_Description of the task_
Write the records out again, keeping each line exactly as it is.

[START OF Input records]

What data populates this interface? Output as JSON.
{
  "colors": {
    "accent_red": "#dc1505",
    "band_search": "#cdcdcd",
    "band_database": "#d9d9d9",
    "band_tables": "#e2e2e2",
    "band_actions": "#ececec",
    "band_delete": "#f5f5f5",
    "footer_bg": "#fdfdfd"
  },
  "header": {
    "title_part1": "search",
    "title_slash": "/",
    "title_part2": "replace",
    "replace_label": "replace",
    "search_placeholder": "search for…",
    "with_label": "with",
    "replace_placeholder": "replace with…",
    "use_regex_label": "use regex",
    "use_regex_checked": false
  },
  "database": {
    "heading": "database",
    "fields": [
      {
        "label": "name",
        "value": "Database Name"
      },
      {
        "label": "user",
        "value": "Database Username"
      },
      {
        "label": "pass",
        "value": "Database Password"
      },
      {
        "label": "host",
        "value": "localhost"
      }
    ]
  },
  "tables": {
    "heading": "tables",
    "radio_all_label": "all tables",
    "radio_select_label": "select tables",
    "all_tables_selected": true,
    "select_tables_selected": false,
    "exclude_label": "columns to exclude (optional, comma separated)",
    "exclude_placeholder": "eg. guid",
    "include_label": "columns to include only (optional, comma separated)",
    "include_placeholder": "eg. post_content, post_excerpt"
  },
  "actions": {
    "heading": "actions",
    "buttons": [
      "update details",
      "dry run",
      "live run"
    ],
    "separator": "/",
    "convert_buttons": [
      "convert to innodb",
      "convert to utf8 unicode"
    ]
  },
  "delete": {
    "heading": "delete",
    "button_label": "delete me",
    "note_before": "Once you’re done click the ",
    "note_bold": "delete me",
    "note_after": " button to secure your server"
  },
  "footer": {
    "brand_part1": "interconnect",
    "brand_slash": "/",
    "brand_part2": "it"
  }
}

[END OF Input records]

_Solution_
What data populates this interface? Output as JSON.
{
  "colors": {
    "accent_red": "#dc1505",
    "band_search": "#cdcdcd",
    "band_database": "#d9d9d9",
    "band_tables": "#e2e2e2",
    "band_actions": "#ececec",
    "band_delete": "#f5f5f5",
    "footer_bg": "#fdfdfd"
  },
  "header": {
    "title_part1": "search",
    "title_slash": "/",
    "title_part2": "replace",
    "replace_label": "replace",
    "search_placeholder": "search for…",
    "with_label": "with",
    "replace_placeholder": "replace with…",
    "use_regex_label": "use regex",
    "use_regex_checked": false
  },
  "database": {
    "heading": "database",
    "fields": [
      {
        "label": "name",
        "value": "Database Name"
      },
      {
        "label": "user",
        "value": "Database Username"
      },
      {
        "label": "pass",
        "value": "Database Password"
      },
      {
        "label": "host",
        "value": "localhost"
      }
    ]
  },
  "tables": {
    "heading": "tables",
    "radio_all_label": "all tables",
    "radio_select_label": "select tables",
    "all_tables_selected": true,
    "select_tables_selected": false,
    "exclude_label": "columns to exclude (optional, comma separated)",
    "exclude_placeholder": "eg. guid",
    "include_label": "columns to include only (optional, comma separated)",
    "include_placeholder": "eg. post_content, post_excerpt"
  },
  "actions": {
    "heading": "actions",
    "buttons": [
      "update details",
      "dry run",
      "live run"
    ],
    "separator": "/",
    "convert_buttons": [
      "convert to innodb",
      "convert to utf8 unicode"
    ]
  },
  "delete": {
    "heading": "delete",
    "button_label": "delete me",
    "note_before": "Once you’re done click the ",
    "note_bold": "delete me",
    "note_after": " button to secure your server"
  },
  "footer": {
    "brand_part1": "interconnect",
    "brand_slash": "/",
    "brand_part2": "it"
  }
}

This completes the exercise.